## Problem to solve
Every record below should be printed exactly as given.

## Working data
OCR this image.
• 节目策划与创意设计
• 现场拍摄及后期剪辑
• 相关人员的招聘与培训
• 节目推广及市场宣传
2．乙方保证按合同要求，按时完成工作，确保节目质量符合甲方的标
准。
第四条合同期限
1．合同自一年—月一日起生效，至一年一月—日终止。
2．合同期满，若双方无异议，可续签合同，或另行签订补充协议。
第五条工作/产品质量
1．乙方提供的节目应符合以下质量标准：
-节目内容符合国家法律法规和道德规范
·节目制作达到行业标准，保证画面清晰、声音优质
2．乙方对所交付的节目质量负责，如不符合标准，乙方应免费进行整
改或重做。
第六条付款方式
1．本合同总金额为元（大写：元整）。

## Result of this task
OCR this image.
• 节目策划与创意设计
• 现场拍摄及后期剪辑
• 相关人员的招聘与培训
• 节目推广及市场宣传
2．乙方保证按合同要求，按时完成工作，确保节目质量符合甲方的标
准。
第四条合同期限
1．合同自一年—月一日起生效，至一年一月—日终止。
2．合同期满，若双方无异议，可续签合同，或另行签订补充协议。
第五条工作/产品质量
1．乙方提供的节目应符合以下质量标准：
-节目内容符合国家法律法规和道德规范
·节目制作达到行业标准，保证画面清晰、声音优质
2．乙方对所交付的节目质量负责，如不符合标准，乙方应免费进行整
改或重做。
第六条付款方式
1．本合同总金额为元（大写：元整）。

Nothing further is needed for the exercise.